• [What is asked]: Below are entries. Pull out all lines containing "отношению".
-- START --
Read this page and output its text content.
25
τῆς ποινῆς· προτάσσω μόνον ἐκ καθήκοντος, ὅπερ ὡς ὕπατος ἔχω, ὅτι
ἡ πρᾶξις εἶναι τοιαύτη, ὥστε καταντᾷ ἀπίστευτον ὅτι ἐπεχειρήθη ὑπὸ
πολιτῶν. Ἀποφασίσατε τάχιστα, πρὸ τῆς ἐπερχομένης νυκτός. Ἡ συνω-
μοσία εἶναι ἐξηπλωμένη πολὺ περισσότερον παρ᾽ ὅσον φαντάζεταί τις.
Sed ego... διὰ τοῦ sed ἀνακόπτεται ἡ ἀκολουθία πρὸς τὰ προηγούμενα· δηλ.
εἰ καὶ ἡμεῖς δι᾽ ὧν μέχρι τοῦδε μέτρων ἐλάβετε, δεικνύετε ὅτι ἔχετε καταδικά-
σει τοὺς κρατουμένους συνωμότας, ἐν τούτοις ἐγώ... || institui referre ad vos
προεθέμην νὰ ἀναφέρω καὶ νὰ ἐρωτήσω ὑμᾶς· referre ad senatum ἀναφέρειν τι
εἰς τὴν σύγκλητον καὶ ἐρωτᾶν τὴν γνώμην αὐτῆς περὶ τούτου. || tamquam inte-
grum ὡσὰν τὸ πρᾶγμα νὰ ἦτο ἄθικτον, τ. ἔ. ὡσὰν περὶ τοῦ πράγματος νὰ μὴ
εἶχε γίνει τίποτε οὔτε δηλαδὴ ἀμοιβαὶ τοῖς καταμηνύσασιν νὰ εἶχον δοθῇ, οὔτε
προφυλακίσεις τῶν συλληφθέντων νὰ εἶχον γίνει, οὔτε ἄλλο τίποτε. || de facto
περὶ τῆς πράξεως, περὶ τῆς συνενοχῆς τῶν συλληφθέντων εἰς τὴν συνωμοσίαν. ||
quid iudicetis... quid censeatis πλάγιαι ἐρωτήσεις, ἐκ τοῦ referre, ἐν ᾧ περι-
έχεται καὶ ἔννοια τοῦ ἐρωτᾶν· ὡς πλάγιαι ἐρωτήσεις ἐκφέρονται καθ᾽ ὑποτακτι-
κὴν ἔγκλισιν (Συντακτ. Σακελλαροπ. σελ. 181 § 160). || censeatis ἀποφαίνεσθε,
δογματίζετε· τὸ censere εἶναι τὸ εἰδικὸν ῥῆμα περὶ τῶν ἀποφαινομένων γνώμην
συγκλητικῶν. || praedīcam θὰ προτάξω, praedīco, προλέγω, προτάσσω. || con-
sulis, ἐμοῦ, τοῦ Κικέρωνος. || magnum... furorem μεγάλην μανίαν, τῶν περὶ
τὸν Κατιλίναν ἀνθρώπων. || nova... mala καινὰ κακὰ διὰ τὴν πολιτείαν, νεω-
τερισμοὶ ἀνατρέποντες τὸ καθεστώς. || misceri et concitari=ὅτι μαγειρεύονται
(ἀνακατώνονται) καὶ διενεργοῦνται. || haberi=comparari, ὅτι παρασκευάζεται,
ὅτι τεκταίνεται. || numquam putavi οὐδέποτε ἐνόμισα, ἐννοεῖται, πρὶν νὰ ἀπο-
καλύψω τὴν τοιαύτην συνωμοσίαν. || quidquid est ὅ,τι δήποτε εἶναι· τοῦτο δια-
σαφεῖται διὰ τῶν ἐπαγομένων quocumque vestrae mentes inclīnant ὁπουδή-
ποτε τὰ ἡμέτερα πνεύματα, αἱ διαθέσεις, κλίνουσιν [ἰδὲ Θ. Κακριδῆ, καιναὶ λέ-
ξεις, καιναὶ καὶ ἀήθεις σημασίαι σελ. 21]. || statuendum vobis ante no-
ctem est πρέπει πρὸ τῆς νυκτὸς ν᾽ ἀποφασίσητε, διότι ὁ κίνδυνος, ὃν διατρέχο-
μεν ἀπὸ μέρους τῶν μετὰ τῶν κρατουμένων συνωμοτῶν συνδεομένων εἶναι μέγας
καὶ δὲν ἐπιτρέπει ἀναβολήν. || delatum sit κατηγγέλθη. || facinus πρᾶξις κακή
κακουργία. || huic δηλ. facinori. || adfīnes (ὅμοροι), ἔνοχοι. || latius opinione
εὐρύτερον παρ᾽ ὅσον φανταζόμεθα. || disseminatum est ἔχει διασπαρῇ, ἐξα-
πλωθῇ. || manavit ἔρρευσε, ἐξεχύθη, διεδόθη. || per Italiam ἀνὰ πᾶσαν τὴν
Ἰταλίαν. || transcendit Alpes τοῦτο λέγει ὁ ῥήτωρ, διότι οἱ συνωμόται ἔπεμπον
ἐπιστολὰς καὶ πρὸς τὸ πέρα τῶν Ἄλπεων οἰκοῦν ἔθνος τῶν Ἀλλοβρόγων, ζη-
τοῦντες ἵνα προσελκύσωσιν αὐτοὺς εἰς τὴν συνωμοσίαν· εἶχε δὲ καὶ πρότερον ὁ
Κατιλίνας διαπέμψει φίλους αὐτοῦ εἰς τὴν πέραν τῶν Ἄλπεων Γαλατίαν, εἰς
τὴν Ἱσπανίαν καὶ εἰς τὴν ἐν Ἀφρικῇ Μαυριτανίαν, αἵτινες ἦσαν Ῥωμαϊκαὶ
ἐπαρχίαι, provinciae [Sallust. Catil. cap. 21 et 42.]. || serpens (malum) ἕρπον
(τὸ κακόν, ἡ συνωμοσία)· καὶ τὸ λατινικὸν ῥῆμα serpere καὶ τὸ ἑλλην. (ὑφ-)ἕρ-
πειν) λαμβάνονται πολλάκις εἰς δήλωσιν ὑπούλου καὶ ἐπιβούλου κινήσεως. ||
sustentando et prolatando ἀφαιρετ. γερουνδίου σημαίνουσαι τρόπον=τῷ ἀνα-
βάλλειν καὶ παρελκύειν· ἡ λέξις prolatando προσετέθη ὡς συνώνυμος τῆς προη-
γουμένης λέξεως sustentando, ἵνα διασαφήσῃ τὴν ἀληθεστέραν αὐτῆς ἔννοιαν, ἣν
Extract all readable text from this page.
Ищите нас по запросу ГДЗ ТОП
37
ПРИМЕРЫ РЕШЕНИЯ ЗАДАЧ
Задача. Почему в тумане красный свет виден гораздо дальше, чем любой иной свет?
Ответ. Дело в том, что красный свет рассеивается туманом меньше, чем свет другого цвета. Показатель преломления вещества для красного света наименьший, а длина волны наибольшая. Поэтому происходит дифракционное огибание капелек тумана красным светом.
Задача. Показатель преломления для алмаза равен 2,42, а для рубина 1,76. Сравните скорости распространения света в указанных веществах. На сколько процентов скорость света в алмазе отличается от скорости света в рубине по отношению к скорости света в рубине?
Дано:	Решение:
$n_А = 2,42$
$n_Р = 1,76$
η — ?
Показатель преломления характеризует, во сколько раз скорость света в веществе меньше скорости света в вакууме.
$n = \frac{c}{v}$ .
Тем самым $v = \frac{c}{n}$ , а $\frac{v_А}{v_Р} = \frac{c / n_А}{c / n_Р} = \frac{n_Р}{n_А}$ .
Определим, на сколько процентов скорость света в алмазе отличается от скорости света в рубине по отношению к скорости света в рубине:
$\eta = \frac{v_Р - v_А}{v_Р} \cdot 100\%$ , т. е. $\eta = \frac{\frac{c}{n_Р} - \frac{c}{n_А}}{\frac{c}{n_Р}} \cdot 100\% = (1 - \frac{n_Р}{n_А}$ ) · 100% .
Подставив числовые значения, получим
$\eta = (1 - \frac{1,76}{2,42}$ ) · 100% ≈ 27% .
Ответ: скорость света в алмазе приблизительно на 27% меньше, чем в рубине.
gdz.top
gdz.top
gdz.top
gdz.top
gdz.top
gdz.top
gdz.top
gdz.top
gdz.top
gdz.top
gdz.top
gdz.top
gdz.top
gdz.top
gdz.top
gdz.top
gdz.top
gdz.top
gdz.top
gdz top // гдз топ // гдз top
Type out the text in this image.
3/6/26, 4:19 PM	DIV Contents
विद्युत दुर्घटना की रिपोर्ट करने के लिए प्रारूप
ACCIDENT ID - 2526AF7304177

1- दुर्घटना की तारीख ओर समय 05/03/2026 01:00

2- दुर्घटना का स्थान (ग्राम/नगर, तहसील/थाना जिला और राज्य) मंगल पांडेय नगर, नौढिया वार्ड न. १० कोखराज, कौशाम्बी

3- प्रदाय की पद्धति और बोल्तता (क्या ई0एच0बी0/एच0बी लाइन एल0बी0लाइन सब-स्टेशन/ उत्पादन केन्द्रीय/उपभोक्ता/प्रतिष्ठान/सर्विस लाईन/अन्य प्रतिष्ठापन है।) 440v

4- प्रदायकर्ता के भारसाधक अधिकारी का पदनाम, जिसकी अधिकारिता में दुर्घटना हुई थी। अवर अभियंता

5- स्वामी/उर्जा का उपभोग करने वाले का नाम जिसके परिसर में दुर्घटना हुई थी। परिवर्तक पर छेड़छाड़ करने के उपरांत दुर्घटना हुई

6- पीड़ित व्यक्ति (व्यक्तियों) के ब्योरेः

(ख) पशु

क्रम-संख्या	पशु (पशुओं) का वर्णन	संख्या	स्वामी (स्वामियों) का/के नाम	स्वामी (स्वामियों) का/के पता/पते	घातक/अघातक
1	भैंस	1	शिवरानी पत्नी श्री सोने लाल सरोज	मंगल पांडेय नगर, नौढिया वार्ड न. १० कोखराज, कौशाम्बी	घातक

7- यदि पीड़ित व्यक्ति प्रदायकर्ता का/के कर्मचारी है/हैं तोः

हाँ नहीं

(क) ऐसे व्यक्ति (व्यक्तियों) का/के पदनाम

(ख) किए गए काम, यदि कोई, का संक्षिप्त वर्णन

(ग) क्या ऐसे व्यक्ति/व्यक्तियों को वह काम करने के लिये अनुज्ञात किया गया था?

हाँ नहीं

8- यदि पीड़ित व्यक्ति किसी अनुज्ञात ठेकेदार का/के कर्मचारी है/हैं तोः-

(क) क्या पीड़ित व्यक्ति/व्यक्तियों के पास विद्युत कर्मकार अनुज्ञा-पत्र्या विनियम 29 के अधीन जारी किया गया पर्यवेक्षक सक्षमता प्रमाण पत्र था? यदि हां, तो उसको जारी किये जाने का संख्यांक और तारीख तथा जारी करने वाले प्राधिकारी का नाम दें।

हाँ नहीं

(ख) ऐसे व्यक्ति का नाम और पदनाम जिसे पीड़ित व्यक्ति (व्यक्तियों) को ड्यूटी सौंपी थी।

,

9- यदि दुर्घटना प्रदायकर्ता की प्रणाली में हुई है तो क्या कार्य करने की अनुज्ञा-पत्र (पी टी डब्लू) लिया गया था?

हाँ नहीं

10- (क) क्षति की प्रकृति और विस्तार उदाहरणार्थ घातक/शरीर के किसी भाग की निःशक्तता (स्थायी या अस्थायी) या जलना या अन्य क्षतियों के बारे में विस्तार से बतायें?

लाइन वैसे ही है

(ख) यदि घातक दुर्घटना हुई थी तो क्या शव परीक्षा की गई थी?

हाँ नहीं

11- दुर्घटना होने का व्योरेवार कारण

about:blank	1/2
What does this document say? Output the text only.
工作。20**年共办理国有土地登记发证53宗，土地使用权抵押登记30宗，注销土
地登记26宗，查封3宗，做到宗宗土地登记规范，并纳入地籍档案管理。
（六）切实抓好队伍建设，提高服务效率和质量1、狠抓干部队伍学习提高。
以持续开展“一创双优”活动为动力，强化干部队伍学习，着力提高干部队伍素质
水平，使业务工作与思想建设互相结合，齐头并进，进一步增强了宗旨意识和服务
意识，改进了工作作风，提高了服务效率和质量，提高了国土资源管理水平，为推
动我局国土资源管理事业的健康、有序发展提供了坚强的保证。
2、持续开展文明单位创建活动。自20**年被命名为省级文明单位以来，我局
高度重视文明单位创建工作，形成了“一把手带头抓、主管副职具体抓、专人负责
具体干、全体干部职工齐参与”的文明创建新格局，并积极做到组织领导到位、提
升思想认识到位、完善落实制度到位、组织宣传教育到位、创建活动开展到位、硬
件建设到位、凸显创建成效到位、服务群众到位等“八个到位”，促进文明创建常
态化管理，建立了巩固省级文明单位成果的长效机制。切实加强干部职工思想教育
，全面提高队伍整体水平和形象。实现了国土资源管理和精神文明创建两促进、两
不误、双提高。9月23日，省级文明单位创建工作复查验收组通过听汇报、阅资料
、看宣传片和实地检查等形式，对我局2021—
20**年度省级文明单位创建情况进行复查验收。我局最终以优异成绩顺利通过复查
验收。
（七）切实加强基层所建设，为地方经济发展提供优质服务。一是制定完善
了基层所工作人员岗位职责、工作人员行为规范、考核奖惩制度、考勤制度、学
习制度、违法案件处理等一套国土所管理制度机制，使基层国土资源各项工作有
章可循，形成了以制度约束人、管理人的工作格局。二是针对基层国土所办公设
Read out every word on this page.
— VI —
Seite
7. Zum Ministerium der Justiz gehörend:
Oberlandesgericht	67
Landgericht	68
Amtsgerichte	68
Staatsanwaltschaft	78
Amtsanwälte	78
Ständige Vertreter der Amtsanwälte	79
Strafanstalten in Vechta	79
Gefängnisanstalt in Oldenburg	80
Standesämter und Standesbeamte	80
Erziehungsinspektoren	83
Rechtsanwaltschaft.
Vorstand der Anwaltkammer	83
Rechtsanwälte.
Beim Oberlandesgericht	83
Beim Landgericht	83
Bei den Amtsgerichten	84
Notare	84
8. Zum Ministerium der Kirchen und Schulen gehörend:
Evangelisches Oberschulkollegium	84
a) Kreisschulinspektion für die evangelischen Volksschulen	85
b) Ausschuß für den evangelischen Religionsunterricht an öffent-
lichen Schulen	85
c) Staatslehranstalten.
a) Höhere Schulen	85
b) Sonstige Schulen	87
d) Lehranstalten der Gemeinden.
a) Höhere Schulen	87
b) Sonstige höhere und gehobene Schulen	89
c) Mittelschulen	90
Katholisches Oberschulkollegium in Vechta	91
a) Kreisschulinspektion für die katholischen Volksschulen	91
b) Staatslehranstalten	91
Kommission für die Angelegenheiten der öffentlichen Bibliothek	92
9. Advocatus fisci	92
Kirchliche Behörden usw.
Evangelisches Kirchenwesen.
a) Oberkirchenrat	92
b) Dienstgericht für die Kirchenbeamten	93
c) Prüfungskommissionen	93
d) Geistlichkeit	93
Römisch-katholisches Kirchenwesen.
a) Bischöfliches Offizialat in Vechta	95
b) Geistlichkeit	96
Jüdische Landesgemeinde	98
-- END --
• [Expected answer]:
Задача. Показатель преломления для алмаза равен 2,42, а для рубина 1,76. Сравните скорости распространения света в указанных веществах. На сколько процентов скорость света в алмазе отличается от скорости света в рубине по отношению к скорости света в рубине?
Определим, на сколько процентов скорость света в алмазе отличается от скорости света в рубине по отношению к скорости света в рубине:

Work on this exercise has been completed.